EXERCISE AIM: Using the material that follows, identify and copy each line with the string "checked".

(Stored data)
%%

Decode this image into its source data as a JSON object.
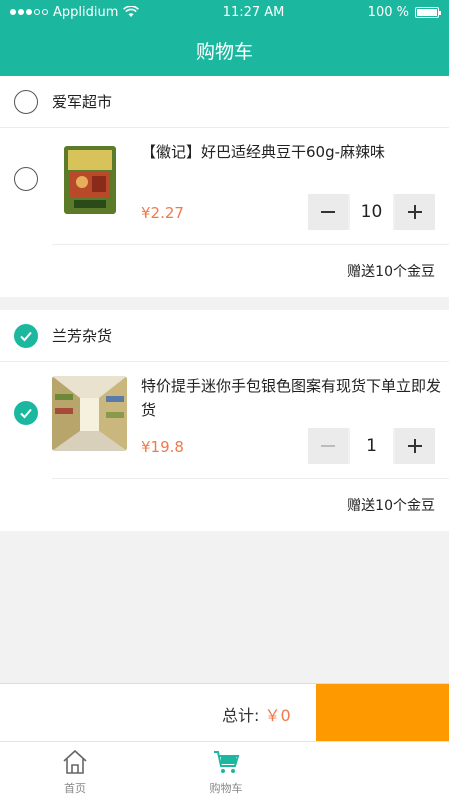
{
  "status_bar": {
    "carrier": "Applidium",
    "time": "11:27 AM",
    "battery": "100 %"
  },
  "header": {
    "title": "购物车"
  },
  "shops": [
    {
      "name": "爱军超市",
      "checked": false,
      "item": {
        "title": "【徽记】好巴适经典豆干60g-麻辣味",
        "price": "¥2.27",
        "quantity": "10",
        "checked": false
      },
      "bonus": "赠送10个金豆"
    },
    {
      "name": "兰芳杂货",
      "checked": true,
      "item": {
        "title": "特价提手迷你手包银色图案有现货下单立即发货",
        "price": "¥19.8",
        "quantity": "1",
        "checked": true
      },
      "bonus": "赠送10个金豆"
    }
  ],
  "footer": {
    "total_label": "总计:",
    "total_amount": "￥0",
    "checkout_label": ""
  },
  "tabbar": {
    "items": [
      {
        "label": "首页",
        "icon": "home-icon"
      },
      {
        "label": "购物车",
        "icon": "cart-icon"
      }
    ]
  },
  "colors": {
    "accent": "#1bb89f",
    "price": "#f07a4b",
    "checkout": "#ff9900"
  }
}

%%

PROBLEM SOLUTION:
      "checked": false,
        "checked": false
      "checked": true,
        "checked": true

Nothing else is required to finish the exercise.